| WHAT IS EXPECTED |
Send back all the data below, exactly as given.

Items from a dataset

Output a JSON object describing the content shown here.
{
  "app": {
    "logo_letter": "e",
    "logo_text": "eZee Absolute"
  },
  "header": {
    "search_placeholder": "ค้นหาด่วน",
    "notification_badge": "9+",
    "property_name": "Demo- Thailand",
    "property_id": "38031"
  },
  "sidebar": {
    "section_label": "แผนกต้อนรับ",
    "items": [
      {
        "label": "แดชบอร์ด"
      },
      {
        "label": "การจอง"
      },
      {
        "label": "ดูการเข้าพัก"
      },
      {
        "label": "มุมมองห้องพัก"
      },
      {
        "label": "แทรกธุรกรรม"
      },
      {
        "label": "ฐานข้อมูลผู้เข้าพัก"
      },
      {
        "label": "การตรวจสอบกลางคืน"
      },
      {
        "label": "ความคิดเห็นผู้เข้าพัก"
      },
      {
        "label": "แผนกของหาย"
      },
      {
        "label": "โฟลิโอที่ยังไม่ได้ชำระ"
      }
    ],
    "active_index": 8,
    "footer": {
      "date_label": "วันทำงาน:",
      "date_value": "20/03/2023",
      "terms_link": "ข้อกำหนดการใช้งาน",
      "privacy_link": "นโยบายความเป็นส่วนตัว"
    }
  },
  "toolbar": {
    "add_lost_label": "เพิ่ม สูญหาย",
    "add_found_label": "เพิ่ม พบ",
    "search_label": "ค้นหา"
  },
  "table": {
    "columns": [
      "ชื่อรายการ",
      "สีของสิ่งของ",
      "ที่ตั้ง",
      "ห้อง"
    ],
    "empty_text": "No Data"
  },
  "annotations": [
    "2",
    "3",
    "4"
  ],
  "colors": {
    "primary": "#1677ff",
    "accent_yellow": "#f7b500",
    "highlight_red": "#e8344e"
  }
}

| THE SOLUTION |
Output a JSON object describing the content shown here.
{
  "app": {
    "logo_letter": "e",
    "logo_text": "eZee Absolute"
  },
  "header": {
    "search_placeholder": "ค้นหาด่วน",
    "notification_badge": "9+",
    "property_name": "Demo- Thailand",
    "property_id": "38031"
  },
  "sidebar": {
    "section_label": "แผนกต้อนรับ",
    "items": [
      {
        "label": "แดชบอร์ด"
      },
      {
        "label": "การจอง"
      },
      {
        "label": "ดูการเข้าพัก"
      },
      {
        "label": "มุมมองห้องพัก"
      },
      {
        "label": "แทรกธุรกรรม"
      },
      {
        "label": "ฐานข้อมูลผู้เข้าพัก"
      },
      {
        "label": "การตรวจสอบกลางคืน"
      },
      {
        "label": "ความคิดเห็นผู้เข้าพัก"
      },
      {
        "label": "แผนกของหาย"
      },
      {
        "label": "โฟลิโอที่ยังไม่ได้ชำระ"
      }
    ],
    "active_index": 8,
    "footer": {
      "date_label": "วันทำงาน:",
      "date_value": "20/03/2023",
      "terms_link": "ข้อกำหนดการใช้งาน",
      "privacy_link": "นโยบายความเป็นส่วนตัว"
    }
  },
  "toolbar": {
    "add_lost_label": "เพิ่ม สูญหาย",
    "add_found_label": "เพิ่ม พบ",
    "search_label": "ค้นหา"
  },
  "table": {
    "columns": [
      "ชื่อรายการ",
      "สีของสิ่งของ",
      "ที่ตั้ง",
      "ห้อง"
    ],
    "empty_text": "No Data"
  },
  "annotations": [
    "2",
    "3",
    "4"
  ],
  "colors": {
    "primary": "#1677ff",
    "accent_yellow": "#f7b500",
    "highlight_red": "#e8344e"
  }
}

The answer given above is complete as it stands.